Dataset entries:
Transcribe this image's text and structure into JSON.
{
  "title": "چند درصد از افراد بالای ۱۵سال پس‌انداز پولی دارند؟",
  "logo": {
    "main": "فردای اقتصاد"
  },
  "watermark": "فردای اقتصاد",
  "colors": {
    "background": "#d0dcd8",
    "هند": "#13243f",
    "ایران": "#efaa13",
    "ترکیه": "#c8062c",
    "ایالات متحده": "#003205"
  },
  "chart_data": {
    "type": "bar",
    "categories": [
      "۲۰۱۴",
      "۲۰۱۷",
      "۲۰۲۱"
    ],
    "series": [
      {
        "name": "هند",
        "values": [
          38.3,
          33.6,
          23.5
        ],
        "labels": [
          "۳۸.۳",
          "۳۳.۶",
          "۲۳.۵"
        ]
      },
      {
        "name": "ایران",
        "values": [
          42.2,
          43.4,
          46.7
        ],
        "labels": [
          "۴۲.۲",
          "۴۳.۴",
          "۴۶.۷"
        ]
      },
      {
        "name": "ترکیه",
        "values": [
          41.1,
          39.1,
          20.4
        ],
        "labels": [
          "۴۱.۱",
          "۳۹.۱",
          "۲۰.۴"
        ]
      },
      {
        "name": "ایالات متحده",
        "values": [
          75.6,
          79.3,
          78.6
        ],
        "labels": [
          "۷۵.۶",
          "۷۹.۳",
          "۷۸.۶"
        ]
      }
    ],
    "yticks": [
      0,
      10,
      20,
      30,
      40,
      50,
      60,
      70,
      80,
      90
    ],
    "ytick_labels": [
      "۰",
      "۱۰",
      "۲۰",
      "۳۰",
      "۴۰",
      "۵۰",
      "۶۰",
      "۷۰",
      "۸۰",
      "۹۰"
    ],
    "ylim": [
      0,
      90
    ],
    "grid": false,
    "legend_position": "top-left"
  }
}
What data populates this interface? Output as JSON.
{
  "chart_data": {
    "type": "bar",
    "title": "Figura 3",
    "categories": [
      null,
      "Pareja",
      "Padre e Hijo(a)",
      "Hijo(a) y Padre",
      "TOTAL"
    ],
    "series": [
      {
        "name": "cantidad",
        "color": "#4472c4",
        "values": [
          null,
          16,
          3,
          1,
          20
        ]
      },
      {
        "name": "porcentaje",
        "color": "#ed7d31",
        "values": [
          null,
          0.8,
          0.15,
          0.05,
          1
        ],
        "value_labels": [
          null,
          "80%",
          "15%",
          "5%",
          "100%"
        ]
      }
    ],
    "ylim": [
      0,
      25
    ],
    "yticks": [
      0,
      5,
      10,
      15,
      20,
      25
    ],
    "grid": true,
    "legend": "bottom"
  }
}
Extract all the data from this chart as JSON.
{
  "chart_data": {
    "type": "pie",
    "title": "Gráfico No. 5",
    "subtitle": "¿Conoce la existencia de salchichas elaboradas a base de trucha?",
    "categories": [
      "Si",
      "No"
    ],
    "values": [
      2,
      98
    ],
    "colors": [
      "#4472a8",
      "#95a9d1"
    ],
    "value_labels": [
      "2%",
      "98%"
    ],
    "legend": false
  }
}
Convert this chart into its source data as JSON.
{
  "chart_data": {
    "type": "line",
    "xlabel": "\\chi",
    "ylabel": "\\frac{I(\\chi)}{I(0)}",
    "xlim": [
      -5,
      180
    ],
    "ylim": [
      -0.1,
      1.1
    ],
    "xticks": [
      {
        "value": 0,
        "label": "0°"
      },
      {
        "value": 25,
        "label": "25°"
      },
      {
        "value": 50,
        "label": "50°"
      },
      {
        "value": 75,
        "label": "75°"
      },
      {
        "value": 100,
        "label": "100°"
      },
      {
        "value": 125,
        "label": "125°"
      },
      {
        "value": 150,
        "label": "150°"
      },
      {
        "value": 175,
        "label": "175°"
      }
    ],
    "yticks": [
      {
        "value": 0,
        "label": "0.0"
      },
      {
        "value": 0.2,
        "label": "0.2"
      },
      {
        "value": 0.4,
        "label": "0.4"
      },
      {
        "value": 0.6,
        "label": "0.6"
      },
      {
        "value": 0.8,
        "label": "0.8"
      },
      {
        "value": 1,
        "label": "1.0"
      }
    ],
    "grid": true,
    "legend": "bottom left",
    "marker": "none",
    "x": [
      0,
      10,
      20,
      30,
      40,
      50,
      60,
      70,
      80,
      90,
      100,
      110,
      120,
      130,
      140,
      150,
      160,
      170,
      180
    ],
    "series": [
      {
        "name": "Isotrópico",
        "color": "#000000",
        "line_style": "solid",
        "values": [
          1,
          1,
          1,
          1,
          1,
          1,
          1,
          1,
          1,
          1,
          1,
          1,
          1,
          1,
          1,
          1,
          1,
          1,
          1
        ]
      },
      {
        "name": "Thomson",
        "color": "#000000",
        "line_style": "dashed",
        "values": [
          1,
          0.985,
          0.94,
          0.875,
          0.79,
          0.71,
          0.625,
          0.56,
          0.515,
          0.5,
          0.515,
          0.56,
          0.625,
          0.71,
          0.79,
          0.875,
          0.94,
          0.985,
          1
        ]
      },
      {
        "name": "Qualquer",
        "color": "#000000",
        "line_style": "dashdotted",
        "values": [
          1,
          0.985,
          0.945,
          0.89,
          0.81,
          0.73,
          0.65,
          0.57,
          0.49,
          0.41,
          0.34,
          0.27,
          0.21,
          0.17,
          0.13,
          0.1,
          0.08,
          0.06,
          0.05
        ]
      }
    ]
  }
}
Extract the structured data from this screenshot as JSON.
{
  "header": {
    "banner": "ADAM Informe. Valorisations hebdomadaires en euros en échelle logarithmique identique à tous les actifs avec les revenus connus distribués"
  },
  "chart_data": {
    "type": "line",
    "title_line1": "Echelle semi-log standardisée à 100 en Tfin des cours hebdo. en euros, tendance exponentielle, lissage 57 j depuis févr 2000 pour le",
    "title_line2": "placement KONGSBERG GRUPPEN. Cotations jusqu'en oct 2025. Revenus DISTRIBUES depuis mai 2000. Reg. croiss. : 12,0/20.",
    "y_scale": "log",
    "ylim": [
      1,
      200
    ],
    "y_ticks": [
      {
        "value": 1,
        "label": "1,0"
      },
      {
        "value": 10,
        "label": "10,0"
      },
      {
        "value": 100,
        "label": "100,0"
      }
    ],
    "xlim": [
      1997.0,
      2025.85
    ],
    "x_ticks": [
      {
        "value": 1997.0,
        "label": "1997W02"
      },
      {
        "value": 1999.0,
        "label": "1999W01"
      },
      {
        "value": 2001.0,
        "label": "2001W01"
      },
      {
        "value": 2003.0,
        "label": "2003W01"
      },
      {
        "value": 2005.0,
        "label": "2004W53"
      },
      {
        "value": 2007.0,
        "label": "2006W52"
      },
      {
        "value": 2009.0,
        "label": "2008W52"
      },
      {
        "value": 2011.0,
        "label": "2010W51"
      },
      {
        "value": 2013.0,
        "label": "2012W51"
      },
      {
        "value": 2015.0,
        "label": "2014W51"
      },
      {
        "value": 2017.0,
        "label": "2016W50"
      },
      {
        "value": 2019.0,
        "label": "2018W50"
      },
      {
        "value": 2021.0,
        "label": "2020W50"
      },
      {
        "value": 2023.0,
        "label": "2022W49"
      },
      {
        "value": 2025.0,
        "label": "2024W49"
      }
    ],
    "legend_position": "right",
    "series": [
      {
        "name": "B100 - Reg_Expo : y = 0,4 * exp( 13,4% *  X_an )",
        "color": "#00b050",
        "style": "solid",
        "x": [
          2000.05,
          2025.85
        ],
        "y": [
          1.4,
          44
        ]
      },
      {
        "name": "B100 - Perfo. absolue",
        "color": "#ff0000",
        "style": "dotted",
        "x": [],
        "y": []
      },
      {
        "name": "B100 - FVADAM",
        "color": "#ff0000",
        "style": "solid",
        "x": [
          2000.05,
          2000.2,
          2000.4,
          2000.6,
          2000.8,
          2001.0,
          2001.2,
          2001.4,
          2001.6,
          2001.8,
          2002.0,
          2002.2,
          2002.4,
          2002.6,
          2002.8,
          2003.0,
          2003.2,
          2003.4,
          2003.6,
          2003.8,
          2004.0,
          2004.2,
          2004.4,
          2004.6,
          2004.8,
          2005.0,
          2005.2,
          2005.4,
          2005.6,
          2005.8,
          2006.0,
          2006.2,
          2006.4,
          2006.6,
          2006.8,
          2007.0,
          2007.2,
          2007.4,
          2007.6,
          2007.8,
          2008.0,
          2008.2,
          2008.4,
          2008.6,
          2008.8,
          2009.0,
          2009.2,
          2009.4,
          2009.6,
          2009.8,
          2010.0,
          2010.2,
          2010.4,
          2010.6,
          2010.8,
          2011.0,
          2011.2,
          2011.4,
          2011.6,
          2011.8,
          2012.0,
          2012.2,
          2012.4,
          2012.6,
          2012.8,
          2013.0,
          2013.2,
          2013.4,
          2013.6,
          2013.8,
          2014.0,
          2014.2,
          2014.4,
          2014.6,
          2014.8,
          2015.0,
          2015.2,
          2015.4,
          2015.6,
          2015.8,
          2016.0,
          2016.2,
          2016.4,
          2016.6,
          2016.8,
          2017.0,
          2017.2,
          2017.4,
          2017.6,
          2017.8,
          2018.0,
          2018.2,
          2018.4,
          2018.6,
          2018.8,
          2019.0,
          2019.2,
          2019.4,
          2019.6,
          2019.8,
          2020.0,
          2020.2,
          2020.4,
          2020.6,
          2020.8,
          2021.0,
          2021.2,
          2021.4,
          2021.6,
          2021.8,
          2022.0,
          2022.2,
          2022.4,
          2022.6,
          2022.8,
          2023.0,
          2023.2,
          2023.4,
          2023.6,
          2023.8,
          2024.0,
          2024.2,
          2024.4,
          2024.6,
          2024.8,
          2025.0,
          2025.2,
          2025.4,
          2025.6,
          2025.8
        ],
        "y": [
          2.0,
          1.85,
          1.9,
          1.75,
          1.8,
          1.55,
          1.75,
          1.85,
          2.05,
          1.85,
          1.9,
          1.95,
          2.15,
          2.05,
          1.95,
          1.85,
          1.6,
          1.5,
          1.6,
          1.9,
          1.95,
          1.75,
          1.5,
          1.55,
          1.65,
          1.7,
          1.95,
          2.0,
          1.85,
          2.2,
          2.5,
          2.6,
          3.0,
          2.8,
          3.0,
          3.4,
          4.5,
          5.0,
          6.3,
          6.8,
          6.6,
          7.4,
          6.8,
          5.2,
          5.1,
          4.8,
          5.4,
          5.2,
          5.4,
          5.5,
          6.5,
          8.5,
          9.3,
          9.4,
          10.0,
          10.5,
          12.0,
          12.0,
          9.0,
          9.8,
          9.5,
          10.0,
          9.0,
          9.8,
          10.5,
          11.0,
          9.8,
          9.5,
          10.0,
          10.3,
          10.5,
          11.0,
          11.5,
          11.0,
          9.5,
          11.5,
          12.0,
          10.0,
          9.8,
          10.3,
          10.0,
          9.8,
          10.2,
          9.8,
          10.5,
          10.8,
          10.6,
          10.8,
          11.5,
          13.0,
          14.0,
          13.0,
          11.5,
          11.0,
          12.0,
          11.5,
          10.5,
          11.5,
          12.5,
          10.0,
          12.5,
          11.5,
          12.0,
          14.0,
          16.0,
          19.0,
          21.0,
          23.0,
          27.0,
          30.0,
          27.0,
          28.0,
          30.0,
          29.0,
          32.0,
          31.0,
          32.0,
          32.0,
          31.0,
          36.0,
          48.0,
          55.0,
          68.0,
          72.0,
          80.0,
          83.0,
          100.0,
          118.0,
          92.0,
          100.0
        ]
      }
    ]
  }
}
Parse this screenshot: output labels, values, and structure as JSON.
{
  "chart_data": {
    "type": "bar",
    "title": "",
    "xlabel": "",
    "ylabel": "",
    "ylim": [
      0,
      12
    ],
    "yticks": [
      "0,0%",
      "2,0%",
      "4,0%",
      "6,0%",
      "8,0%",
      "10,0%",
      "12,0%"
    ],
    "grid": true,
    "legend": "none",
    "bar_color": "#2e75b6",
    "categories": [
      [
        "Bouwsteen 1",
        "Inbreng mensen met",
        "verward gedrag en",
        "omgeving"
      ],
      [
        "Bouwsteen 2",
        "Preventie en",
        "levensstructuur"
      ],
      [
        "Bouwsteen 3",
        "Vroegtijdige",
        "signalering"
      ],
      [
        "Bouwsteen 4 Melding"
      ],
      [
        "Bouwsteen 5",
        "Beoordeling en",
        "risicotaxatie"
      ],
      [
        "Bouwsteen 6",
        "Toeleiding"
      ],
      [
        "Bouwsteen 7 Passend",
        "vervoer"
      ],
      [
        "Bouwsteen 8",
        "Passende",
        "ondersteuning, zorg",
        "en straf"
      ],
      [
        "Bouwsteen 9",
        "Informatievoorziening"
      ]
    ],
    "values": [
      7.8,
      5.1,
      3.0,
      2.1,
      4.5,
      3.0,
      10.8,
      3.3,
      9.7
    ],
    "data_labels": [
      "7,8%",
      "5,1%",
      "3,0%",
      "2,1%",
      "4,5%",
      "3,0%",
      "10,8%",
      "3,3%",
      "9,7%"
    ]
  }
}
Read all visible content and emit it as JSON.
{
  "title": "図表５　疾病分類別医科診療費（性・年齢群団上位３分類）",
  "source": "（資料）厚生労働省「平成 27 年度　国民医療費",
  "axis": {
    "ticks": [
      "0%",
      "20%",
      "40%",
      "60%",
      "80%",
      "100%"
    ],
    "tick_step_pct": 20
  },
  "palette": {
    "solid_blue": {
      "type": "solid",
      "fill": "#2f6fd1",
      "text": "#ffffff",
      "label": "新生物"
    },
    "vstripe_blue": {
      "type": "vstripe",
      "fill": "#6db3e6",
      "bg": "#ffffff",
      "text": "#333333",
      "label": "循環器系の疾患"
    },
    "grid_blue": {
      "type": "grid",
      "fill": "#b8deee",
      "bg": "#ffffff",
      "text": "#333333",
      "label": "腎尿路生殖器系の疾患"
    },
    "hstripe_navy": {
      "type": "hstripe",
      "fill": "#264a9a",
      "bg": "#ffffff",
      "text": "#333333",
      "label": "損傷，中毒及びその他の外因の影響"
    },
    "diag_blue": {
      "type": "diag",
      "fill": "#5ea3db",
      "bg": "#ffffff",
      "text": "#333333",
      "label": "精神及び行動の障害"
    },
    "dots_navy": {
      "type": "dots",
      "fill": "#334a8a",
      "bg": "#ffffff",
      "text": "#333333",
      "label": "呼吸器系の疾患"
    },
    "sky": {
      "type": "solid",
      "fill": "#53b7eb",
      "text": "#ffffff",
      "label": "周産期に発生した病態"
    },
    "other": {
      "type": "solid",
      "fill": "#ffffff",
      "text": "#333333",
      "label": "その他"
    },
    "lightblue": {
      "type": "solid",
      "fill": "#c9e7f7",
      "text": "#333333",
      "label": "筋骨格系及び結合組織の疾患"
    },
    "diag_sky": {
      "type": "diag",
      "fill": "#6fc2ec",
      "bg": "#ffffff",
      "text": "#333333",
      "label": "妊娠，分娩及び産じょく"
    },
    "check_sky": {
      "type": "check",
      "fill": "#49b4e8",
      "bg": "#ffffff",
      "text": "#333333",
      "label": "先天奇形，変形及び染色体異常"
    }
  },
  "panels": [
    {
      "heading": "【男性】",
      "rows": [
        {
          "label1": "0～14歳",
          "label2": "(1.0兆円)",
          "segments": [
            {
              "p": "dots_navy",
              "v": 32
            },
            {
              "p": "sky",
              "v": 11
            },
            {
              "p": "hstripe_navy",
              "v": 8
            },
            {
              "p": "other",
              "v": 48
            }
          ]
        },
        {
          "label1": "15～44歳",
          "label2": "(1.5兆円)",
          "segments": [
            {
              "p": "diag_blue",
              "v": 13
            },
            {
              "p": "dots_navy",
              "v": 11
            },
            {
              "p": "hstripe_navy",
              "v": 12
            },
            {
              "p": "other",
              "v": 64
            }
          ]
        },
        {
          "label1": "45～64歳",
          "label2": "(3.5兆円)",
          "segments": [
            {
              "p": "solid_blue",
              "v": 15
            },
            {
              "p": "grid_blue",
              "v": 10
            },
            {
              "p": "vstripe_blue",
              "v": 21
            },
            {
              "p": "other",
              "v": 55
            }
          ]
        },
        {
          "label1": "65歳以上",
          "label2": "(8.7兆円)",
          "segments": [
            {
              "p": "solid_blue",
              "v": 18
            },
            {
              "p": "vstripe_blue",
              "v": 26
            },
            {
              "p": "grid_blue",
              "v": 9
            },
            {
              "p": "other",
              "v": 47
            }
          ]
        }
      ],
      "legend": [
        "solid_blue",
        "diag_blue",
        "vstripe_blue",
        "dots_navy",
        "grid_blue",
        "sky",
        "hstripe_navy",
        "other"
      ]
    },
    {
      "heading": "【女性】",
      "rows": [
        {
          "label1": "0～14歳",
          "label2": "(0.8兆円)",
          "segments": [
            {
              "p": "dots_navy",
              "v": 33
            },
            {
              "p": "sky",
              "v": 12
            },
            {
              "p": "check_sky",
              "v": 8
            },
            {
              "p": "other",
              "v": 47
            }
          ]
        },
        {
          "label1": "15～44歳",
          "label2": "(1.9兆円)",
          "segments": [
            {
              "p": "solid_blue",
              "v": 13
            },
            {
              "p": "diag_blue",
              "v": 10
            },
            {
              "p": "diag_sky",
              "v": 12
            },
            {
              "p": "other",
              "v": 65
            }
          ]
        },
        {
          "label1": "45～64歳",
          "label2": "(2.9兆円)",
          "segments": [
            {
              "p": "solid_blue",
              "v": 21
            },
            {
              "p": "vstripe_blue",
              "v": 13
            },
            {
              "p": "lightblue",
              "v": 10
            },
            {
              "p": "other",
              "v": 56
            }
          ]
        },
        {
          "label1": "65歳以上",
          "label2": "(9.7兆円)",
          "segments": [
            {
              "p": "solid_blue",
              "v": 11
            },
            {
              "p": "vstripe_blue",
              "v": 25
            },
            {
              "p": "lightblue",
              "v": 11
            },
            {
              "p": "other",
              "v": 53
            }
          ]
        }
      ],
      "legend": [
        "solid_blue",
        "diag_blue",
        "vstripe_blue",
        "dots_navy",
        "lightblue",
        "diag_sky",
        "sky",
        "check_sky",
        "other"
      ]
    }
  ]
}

Exercise brief. Find the lines with the string "depuis" and reproduce them.

The output.
    "title_line1": "Echelle semi-log standardisée à 100 en Tfin des cours hebdo. en euros, tendance exponentielle, lissage 57 j depuis févr 2000 pour le",
    "title_line2": "placement KONGSBERG GRUPPEN. Cotations jusqu'en oct 2025. Revenus DISTRIBUES depuis mai 2000. Reg. croiss. : 12,0/20.",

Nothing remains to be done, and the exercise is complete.